**Short task**
Read the listing below and copy out every line that holds "MCIC".

....

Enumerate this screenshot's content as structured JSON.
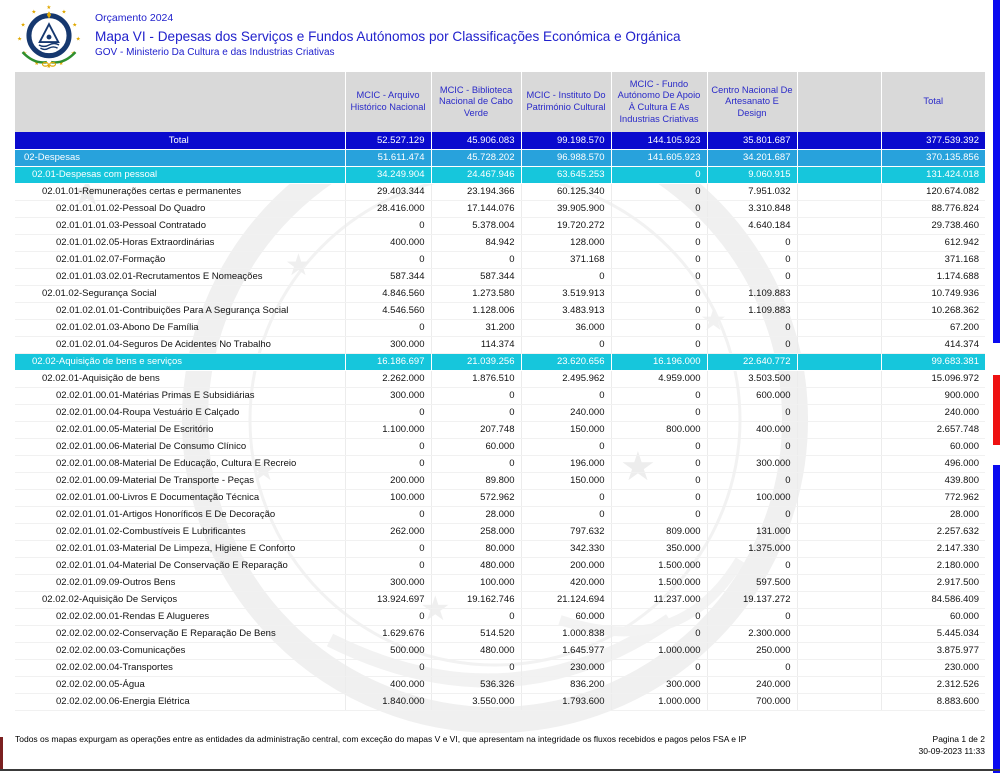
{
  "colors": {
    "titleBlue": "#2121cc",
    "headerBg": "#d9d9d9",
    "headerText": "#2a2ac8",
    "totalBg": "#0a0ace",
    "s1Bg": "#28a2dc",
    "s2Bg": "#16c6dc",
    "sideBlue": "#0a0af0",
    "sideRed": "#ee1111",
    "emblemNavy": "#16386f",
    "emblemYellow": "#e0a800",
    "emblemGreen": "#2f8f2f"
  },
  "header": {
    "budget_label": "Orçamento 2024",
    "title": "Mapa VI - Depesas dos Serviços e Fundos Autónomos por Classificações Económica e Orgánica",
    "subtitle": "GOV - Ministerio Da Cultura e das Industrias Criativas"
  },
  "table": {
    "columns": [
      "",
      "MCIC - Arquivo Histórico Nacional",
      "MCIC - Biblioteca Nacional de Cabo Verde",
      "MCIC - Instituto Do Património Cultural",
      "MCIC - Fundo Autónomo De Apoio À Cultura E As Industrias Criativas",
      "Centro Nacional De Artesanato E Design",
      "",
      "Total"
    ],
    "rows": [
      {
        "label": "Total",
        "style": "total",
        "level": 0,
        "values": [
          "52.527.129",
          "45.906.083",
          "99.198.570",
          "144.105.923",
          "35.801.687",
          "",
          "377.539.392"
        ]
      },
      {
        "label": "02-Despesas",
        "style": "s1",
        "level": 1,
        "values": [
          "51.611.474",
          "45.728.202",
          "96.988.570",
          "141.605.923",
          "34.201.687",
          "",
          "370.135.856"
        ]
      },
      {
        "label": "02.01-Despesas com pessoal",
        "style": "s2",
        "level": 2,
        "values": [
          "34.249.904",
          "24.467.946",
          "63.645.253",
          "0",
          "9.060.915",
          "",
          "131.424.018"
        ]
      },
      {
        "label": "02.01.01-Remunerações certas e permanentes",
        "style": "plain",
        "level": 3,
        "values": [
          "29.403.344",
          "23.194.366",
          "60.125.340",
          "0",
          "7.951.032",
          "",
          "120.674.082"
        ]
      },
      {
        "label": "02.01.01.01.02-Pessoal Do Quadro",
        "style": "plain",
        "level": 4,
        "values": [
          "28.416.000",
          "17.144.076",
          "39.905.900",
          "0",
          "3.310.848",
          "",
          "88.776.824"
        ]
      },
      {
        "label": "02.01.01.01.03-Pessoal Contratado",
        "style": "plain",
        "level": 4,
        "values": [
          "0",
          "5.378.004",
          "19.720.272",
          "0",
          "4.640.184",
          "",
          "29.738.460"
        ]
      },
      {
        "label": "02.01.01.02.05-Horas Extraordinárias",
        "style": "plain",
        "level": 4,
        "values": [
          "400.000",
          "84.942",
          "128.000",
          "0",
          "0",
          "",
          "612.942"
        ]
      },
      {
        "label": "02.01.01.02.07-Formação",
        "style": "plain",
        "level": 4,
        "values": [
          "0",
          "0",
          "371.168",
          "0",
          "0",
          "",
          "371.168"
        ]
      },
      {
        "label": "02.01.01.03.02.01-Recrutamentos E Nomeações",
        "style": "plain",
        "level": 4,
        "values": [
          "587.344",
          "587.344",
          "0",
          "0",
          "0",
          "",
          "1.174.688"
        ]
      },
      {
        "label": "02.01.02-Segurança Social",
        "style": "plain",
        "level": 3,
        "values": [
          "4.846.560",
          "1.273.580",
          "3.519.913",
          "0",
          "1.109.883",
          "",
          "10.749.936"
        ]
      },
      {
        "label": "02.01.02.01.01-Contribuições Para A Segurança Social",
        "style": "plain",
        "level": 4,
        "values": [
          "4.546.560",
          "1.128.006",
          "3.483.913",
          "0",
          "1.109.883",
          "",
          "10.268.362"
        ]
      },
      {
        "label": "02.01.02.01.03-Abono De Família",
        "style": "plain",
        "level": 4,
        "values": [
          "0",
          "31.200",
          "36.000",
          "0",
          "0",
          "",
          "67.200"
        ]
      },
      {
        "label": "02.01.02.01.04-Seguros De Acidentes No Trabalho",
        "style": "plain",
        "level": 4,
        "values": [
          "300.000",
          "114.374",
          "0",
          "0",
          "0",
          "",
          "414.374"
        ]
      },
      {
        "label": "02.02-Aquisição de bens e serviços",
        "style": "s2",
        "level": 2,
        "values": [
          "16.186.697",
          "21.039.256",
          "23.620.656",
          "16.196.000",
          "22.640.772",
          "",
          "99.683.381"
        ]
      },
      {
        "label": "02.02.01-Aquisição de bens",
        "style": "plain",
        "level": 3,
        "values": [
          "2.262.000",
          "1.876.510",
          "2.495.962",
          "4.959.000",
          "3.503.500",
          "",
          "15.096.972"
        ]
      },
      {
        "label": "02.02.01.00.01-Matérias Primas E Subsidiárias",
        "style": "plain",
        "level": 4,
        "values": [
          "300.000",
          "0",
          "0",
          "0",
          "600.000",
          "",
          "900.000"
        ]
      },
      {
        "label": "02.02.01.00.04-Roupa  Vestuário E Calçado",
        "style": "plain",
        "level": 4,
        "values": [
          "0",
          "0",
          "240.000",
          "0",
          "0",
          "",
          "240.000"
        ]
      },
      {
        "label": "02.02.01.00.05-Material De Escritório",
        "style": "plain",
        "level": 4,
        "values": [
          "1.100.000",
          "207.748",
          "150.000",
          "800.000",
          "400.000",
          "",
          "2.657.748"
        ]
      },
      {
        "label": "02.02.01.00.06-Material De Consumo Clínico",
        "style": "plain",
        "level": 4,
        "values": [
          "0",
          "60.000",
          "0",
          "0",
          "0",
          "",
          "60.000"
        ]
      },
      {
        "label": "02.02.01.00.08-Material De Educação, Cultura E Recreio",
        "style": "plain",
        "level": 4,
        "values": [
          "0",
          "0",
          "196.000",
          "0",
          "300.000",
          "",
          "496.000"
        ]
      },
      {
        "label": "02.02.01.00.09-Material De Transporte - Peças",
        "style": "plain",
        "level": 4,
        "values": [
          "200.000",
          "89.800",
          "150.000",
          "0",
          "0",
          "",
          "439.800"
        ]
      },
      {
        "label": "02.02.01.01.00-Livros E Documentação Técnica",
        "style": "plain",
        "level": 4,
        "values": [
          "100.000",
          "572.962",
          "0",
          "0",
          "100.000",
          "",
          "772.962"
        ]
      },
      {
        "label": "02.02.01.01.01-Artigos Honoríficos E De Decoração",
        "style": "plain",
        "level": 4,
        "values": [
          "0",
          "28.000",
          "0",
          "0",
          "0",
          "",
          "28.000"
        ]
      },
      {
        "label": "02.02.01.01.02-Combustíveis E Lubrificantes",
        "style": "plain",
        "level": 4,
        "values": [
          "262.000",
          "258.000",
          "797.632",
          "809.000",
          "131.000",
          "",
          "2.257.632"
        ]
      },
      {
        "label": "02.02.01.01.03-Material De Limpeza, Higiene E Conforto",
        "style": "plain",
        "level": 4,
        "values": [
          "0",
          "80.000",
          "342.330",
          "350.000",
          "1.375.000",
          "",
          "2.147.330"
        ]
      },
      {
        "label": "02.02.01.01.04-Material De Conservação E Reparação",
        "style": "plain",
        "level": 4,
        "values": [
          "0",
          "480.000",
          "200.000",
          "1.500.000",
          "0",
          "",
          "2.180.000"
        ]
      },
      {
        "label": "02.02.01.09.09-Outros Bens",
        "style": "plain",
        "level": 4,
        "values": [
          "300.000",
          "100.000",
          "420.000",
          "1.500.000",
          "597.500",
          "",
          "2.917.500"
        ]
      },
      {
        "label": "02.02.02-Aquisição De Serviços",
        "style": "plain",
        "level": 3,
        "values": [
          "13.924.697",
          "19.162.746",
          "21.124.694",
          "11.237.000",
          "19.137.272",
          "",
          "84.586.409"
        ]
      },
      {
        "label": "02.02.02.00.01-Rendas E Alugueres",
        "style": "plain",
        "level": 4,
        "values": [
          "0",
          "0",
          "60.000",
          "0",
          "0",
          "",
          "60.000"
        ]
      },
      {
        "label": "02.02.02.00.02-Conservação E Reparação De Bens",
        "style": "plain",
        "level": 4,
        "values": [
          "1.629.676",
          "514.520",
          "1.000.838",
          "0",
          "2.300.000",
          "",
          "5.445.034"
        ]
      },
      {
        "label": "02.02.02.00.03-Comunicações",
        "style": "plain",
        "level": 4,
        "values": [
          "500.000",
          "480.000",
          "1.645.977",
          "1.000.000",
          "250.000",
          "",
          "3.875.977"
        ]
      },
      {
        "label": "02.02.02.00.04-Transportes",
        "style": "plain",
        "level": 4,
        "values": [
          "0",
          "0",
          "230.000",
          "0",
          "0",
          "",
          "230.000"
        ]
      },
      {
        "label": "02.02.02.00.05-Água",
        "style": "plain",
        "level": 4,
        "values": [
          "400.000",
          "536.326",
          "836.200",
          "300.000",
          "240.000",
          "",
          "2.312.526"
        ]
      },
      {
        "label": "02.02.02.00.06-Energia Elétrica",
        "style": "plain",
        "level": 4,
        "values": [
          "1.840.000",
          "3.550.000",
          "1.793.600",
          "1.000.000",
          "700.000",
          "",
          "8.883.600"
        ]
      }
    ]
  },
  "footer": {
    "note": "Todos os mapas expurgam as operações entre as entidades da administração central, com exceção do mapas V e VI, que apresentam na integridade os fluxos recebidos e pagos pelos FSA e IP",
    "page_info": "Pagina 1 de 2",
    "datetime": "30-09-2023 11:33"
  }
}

....

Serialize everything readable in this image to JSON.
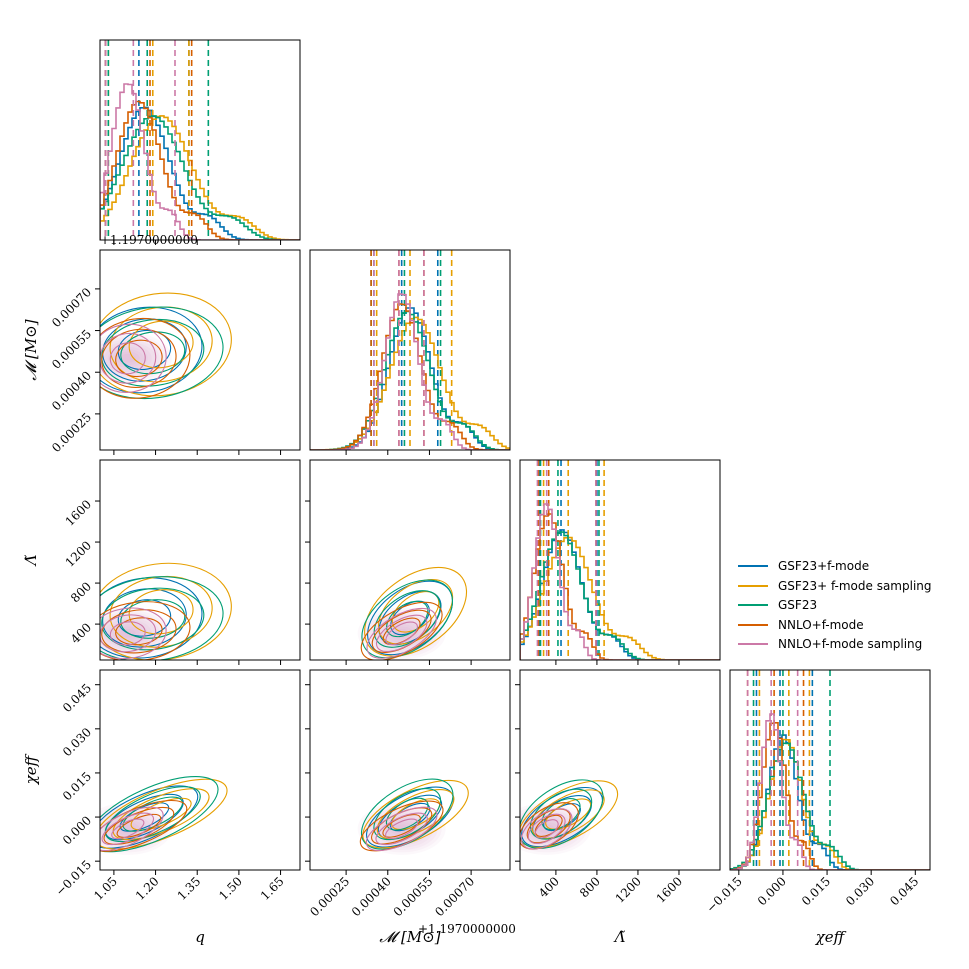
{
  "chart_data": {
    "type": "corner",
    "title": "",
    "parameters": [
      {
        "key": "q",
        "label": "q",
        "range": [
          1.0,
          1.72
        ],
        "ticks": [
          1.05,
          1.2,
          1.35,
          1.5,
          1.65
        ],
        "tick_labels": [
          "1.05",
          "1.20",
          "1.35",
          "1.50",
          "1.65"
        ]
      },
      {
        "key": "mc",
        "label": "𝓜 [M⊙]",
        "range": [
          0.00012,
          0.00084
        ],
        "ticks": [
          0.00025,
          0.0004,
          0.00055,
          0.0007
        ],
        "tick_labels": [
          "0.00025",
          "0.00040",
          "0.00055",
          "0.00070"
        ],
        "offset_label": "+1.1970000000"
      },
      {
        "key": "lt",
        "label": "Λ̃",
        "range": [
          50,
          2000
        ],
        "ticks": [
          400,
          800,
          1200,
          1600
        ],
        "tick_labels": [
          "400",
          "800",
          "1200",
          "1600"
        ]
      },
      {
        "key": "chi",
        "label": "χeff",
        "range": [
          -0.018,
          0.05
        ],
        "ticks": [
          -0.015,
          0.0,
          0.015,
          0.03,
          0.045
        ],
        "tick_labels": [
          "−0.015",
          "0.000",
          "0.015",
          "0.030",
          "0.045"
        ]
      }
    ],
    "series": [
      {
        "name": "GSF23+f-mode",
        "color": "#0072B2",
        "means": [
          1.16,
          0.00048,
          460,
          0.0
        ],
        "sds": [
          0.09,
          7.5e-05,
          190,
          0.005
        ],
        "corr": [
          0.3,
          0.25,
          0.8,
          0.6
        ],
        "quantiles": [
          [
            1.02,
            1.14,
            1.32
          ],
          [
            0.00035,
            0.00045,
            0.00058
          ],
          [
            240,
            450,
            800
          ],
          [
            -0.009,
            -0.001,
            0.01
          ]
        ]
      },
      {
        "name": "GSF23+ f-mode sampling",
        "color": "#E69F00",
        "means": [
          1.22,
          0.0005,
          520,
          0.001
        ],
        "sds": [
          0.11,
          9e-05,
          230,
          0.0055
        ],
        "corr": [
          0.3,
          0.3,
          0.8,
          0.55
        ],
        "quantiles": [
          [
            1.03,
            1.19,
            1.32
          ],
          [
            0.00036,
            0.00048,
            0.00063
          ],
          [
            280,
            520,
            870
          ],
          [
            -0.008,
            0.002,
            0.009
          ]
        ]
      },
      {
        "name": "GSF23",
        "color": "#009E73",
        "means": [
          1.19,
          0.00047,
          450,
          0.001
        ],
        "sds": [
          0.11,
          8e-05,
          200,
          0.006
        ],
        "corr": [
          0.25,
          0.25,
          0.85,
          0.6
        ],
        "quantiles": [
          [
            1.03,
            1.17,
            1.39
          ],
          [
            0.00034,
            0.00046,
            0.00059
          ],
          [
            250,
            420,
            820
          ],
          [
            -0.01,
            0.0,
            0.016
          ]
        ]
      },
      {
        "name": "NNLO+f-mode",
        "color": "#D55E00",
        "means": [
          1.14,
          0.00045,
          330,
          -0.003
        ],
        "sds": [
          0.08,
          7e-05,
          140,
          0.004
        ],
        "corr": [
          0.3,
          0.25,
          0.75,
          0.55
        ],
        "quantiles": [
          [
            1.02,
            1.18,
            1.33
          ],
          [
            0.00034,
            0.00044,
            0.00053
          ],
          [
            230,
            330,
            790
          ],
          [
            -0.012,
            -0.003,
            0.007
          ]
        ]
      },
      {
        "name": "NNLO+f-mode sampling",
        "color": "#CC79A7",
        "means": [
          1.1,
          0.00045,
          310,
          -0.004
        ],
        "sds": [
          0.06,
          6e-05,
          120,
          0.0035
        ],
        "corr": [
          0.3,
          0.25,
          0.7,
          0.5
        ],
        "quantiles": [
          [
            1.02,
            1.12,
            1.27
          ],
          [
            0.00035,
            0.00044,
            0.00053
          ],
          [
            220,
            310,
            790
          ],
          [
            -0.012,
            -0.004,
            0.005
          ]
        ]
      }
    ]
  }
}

....

**The response**
      "MCIC - Arquivo Histórico Nacional",
      "MCIC - Biblioteca Nacional de Cabo Verde",
      "MCIC - Instituto Do Património Cultural",
      "MCIC - Fundo Autónomo De Apoio À Cultura E As Industrias Criativas",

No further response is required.